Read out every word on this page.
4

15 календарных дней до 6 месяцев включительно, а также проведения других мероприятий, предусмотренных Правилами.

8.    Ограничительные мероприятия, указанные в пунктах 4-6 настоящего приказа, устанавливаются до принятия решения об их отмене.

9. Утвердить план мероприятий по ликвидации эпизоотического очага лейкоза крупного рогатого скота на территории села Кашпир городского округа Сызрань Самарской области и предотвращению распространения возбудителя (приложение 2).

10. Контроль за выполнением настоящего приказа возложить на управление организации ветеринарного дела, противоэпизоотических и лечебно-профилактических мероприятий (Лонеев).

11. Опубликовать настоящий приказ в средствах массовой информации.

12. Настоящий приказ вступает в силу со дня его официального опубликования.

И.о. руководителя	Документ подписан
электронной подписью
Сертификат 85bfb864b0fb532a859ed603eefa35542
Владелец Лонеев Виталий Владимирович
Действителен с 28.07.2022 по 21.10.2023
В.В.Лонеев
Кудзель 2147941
§
*Instruction*:
Every record shown above should be written out again exactly.

*Response*:
Read out every word on this page.
4

15 календарных дней до 6 месяцев включительно, а также проведения других мероприятий, предусмотренных Правилами.

8.    Ограничительные мероприятия, указанные в пунктах 4-6 настоящего приказа, устанавливаются до принятия решения об их отмене.

9. Утвердить план мероприятий по ликвидации эпизоотического очага лейкоза крупного рогатого скота на территории села Кашпир городского округа Сызрань Самарской области и предотвращению распространения возбудителя (приложение 2).

10. Контроль за выполнением настоящего приказа возложить на управление организации ветеринарного дела, противоэпизоотических и лечебно-профилактических мероприятий (Лонеев).

11. Опубликовать настоящий приказ в средствах массовой информации.

12. Настоящий приказ вступает в силу со дня его официального опубликования.

И.о. руководителя	Документ подписан
электронной подписью
Сертификат 85bfb864b0fb532a859ed603eefa35542
Владелец Лонеев Виталий Владимирович
Действителен с 28.07.2022 по 21.10.2023
В.В.Лонеев
Кудзель 2147941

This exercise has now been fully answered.